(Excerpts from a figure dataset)
****************

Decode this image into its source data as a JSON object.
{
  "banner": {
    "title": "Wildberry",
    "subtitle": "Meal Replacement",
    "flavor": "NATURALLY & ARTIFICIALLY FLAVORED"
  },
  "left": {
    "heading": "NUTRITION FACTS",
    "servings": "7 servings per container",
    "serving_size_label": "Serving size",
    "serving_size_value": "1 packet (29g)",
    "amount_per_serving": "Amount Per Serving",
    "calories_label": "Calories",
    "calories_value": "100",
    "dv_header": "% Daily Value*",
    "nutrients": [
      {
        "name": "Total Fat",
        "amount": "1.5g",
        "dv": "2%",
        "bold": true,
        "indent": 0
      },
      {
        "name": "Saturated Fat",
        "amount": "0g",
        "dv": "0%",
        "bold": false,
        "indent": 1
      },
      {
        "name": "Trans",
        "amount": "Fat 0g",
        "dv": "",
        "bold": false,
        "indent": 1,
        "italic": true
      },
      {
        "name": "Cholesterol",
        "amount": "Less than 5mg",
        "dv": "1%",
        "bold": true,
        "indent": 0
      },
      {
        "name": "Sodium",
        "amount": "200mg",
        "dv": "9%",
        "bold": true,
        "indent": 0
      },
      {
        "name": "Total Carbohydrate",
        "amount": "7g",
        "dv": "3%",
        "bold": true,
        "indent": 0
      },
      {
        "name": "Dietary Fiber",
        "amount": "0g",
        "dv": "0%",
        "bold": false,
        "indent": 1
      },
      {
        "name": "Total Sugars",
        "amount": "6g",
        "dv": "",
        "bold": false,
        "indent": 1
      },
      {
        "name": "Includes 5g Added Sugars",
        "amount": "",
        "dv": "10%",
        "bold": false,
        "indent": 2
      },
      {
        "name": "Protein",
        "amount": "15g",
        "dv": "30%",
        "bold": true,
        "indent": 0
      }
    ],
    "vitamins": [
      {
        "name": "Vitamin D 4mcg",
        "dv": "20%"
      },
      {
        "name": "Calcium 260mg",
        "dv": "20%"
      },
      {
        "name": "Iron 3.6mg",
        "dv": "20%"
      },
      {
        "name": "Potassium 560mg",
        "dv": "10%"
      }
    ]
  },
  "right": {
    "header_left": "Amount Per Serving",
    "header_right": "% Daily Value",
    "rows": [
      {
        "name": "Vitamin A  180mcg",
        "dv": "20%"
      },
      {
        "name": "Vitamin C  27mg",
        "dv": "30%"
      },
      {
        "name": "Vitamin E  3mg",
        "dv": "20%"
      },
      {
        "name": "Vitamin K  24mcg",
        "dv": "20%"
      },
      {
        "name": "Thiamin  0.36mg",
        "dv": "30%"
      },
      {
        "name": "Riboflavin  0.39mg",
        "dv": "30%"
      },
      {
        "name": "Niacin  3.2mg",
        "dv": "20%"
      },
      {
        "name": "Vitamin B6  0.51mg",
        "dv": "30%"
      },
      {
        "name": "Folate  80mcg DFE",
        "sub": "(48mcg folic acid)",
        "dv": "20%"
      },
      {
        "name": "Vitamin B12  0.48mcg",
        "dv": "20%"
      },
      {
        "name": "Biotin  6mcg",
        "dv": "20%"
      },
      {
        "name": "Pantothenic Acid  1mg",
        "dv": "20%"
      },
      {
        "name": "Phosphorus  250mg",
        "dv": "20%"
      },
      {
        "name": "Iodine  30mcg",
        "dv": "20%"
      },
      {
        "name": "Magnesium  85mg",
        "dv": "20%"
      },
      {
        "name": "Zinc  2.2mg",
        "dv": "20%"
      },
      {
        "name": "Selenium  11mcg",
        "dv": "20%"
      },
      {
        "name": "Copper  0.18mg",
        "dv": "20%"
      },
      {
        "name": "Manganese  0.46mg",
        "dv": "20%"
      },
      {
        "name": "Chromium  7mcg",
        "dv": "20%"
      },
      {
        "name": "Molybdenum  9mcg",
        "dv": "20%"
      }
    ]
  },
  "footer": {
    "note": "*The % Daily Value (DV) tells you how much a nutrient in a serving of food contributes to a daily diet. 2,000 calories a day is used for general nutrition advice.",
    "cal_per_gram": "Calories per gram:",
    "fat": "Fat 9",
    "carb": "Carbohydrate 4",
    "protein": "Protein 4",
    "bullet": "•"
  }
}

****************

> [YOUR GOAL]:
Nothing may be omitted or altered; reproduce all of the entries.

> [WRITTEN RESPONSE]:
Decode this image into its source data as a JSON object.
{
  "banner": {
    "title": "Wildberry",
    "subtitle": "Meal Replacement",
    "flavor": "NATURALLY & ARTIFICIALLY FLAVORED"
  },
  "left": {
    "heading": "NUTRITION FACTS",
    "servings": "7 servings per container",
    "serving_size_label": "Serving size",
    "serving_size_value": "1 packet (29g)",
    "amount_per_serving": "Amount Per Serving",
    "calories_label": "Calories",
    "calories_value": "100",
    "dv_header": "% Daily Value*",
    "nutrients": [
      {
        "name": "Total Fat",
        "amount": "1.5g",
        "dv": "2%",
        "bold": true,
        "indent": 0
      },
      {
        "name": "Saturated Fat",
        "amount": "0g",
        "dv": "0%",
        "bold": false,
        "indent": 1
      },
      {
        "name": "Trans",
        "amount": "Fat 0g",
        "dv": "",
        "bold": false,
        "indent": 1,
        "italic": true
      },
      {
        "name": "Cholesterol",
        "amount": "Less than 5mg",
        "dv": "1%",
        "bold": true,
        "indent": 0
      },
      {
        "name": "Sodium",
        "amount": "200mg",
        "dv": "9%",
        "bold": true,
        "indent": 0
      },
      {
        "name": "Total Carbohydrate",
        "amount": "7g",
        "dv": "3%",
        "bold": true,
        "indent": 0
      },
      {
        "name": "Dietary Fiber",
        "amount": "0g",
        "dv": "0%",
        "bold": false,
        "indent": 1
      },
      {
        "name": "Total Sugars",
        "amount": "6g",
        "dv": "",
        "bold": false,
        "indent": 1
      },
      {
        "name": "Includes 5g Added Sugars",
        "amount": "",
        "dv": "10%",
        "bold": false,
        "indent": 2
      },
      {
        "name": "Protein",
        "amount": "15g",
        "dv": "30%",
        "bold": true,
        "indent": 0
      }
    ],
    "vitamins": [
      {
        "name": "Vitamin D 4mcg",
        "dv": "20%"
      },
      {
        "name": "Calcium 260mg",
        "dv": "20%"
      },
      {
        "name": "Iron 3.6mg",
        "dv": "20%"
      },
      {
        "name": "Potassium 560mg",
        "dv": "10%"
      }
    ]
  },
  "right": {
    "header_left": "Amount Per Serving",
    "header_right": "% Daily Value",
    "rows": [
      {
        "name": "Vitamin A  180mcg",
        "dv": "20%"
      },
      {
        "name": "Vitamin C  27mg",
        "dv": "30%"
      },
      {
        "name": "Vitamin E  3mg",
        "dv": "20%"
      },
      {
        "name": "Vitamin K  24mcg",
        "dv": "20%"
      },
      {
        "name": "Thiamin  0.36mg",
        "dv": "30%"
      },
      {
        "name": "Riboflavin  0.39mg",
        "dv": "30%"
      },
      {
        "name": "Niacin  3.2mg",
        "dv": "20%"
      },
      {
        "name": "Vitamin B6  0.51mg",
        "dv": "30%"
      },
      {
        "name": "Folate  80mcg DFE",
        "sub": "(48mcg folic acid)",
        "dv": "20%"
      },
      {
        "name": "Vitamin B12  0.48mcg",
        "dv": "20%"
      },
      {
        "name": "Biotin  6mcg",
        "dv": "20%"
      },
      {
        "name": "Pantothenic Acid  1mg",
        "dv": "20%"
      },
      {
        "name": "Phosphorus  250mg",
        "dv": "20%"
      },
      {
        "name": "Iodine  30mcg",
        "dv": "20%"
      },
      {
        "name": "Magnesium  85mg",
        "dv": "20%"
      },
      {
        "name": "Zinc  2.2mg",
        "dv": "20%"
      },
      {
        "name": "Selenium  11mcg",
        "dv": "20%"
      },
      {
        "name": "Copper  0.18mg",
        "dv": "20%"
      },
      {
        "name": "Manganese  0.46mg",
        "dv": "20%"
      },
      {
        "name": "Chromium  7mcg",
        "dv": "20%"
      },
      {
        "name": "Molybdenum  9mcg",
        "dv": "20%"
      }
    ]
  },
  "footer": {
    "note": "*The % Daily Value (DV) tells you how much a nutrient in a serving of food contributes to a daily diet. 2,000 calories a day is used for general nutrition advice.",
    "cal_per_gram": "Calories per gram:",
    "fat": "Fat 9",
    "carb": "Carbohydrate 4",
    "protein": "Protein 4",
    "bullet": "•"
  }
}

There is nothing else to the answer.